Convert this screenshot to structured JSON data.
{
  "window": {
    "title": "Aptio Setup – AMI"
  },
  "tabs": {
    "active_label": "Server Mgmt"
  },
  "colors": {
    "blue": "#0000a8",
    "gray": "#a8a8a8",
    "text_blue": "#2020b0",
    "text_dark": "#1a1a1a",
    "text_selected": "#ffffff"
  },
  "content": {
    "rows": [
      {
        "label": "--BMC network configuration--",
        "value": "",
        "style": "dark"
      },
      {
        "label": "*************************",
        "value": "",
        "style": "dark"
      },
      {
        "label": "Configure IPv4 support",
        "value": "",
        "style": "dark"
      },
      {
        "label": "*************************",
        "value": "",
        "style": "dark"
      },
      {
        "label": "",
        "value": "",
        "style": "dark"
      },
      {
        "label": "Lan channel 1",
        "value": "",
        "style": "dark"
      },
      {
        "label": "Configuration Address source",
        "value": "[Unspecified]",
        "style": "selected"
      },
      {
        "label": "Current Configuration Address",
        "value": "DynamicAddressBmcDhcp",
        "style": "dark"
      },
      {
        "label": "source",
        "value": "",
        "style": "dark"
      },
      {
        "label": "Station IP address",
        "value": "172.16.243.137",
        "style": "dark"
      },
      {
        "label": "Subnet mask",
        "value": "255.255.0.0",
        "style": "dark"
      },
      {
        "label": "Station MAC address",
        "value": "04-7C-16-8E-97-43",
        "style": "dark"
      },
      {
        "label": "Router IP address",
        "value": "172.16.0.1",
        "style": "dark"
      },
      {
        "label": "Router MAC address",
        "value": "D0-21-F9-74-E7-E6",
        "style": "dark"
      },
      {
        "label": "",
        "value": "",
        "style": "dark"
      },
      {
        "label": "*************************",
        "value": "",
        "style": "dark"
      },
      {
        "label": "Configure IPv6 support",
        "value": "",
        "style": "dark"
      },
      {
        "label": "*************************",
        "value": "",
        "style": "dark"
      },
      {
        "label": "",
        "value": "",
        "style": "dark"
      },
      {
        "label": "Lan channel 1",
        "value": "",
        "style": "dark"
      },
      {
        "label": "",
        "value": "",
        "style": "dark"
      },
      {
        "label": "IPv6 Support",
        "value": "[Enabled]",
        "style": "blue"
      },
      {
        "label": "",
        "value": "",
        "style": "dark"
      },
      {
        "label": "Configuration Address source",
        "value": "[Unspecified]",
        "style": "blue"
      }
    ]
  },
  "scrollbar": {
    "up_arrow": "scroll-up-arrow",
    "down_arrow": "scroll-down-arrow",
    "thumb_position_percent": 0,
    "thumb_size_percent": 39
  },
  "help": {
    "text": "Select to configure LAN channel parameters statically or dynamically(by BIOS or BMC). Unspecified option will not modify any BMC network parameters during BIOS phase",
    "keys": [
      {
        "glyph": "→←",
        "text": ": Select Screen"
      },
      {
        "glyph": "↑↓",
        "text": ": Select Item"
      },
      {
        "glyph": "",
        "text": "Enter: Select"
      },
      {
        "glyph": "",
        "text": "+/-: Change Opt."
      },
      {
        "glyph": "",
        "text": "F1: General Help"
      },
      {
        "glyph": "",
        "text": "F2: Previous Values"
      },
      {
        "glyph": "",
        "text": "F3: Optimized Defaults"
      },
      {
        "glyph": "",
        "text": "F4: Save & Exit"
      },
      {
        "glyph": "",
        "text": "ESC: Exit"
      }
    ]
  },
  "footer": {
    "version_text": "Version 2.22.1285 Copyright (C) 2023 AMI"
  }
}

PROBLEM TO WORK ON → Write out the whole listing again, exactly as it stands.

TASK OUTPUT →
Convert this screenshot to structured JSON data.
{
  "window": {
    "title": "Aptio Setup – AMI"
  },
  "tabs": {
    "active_label": "Server Mgmt"
  },
  "colors": {
    "blue": "#0000a8",
    "gray": "#a8a8a8",
    "text_blue": "#2020b0",
    "text_dark": "#1a1a1a",
    "text_selected": "#ffffff"
  },
  "content": {
    "rows": [
      {
        "label": "--BMC network configuration--",
        "value": "",
        "style": "dark"
      },
      {
        "label": "*************************",
        "value": "",
        "style": "dark"
      },
      {
        "label": "Configure IPv4 support",
        "value": "",
        "style": "dark"
      },
      {
        "label": "*************************",
        "value": "",
        "style": "dark"
      },
      {
        "label": "",
        "value": "",
        "style": "dark"
      },
      {
        "label": "Lan channel 1",
        "value": "",
        "style": "dark"
      },
      {
        "label": "Configuration Address source",
        "value": "[Unspecified]",
        "style": "selected"
      },
      {
        "label": "Current Configuration Address",
        "value": "DynamicAddressBmcDhcp",
        "style": "dark"
      },
      {
        "label": "source",
        "value": "",
        "style": "dark"
      },
      {
        "label": "Station IP address",
        "value": "172.16.243.137",
        "style": "dark"
      },
      {
        "label": "Subnet mask",
        "value": "255.255.0.0",
        "style": "dark"
      },
      {
        "label": "Station MAC address",
        "value": "04-7C-16-8E-97-43",
        "style": "dark"
      },
      {
        "label": "Router IP address",
        "value": "172.16.0.1",
        "style": "dark"
      },
      {
        "label": "Router MAC address",
        "value": "D0-21-F9-74-E7-E6",
        "style": "dark"
      },
      {
        "label": "",
        "value": "",
        "style": "dark"
      },
      {
        "label": "*************************",
        "value": "",
        "style": "dark"
      },
      {
        "label": "Configure IPv6 support",
        "value": "",
        "style": "dark"
      },
      {
        "label": "*************************",
        "value": "",
        "style": "dark"
      },
      {
        "label": "",
        "value": "",
        "style": "dark"
      },
      {
        "label": "Lan channel 1",
        "value": "",
        "style": "dark"
      },
      {
        "label": "",
        "value": "",
        "style": "dark"
      },
      {
        "label": "IPv6 Support",
        "value": "[Enabled]",
        "style": "blue"
      },
      {
        "label": "",
        "value": "",
        "style": "dark"
      },
      {
        "label": "Configuration Address source",
        "value": "[Unspecified]",
        "style": "blue"
      }
    ]
  },
  "scrollbar": {
    "up_arrow": "scroll-up-arrow",
    "down_arrow": "scroll-down-arrow",
    "thumb_position_percent": 0,
    "thumb_size_percent": 39
  },
  "help": {
    "text": "Select to configure LAN channel parameters statically or dynamically(by BIOS or BMC). Unspecified option will not modify any BMC network parameters during BIOS phase",
    "keys": [
      {
        "glyph": "→←",
        "text": ": Select Screen"
      },
      {
        "glyph": "↑↓",
        "text": ": Select Item"
      },
      {
        "glyph": "",
        "text": "Enter: Select"
      },
      {
        "glyph": "",
        "text": "+/-: Change Opt."
      },
      {
        "glyph": "",
        "text": "F1: General Help"
      },
      {
        "glyph": "",
        "text": "F2: Previous Values"
      },
      {
        "glyph": "",
        "text": "F3: Optimized Defaults"
      },
      {
        "glyph": "",
        "text": "F4: Save & Exit"
      },
      {
        "glyph": "",
        "text": "ESC: Exit"
      }
    ]
  },
  "footer": {
    "version_text": "Version 2.22.1285 Copyright (C) 2023 AMI"
  }
}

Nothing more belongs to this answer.